> The task
Copy each line in which the string "August" occurs.

[Items from a data source]

· · · · · · ·

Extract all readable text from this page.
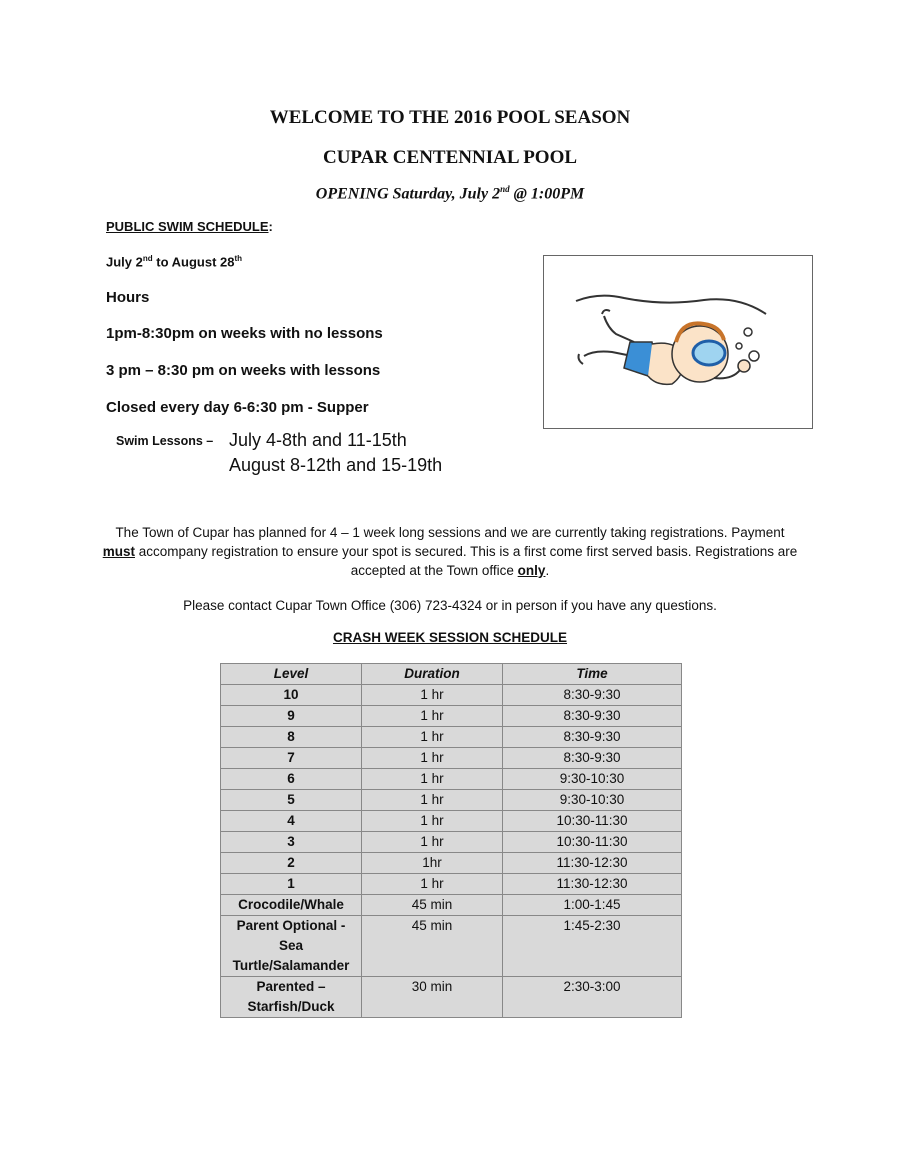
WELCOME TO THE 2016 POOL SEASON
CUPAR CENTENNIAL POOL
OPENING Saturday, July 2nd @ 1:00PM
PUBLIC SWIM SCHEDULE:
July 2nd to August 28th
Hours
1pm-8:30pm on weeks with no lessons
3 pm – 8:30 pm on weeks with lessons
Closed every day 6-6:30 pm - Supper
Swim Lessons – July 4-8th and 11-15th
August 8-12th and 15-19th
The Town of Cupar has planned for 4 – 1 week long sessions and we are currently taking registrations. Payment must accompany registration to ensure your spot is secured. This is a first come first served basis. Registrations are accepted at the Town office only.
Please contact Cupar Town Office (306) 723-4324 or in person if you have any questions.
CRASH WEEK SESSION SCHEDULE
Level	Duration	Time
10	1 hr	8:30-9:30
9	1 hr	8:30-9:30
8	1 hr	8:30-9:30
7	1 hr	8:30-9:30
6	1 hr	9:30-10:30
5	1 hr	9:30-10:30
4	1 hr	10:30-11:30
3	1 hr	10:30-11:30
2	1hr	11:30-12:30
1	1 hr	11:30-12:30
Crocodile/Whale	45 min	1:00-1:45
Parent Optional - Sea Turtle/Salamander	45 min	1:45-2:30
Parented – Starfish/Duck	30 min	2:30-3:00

· · · · · · ·

> Full response
July 2nd to August 28th
August 8-12th and 15-19th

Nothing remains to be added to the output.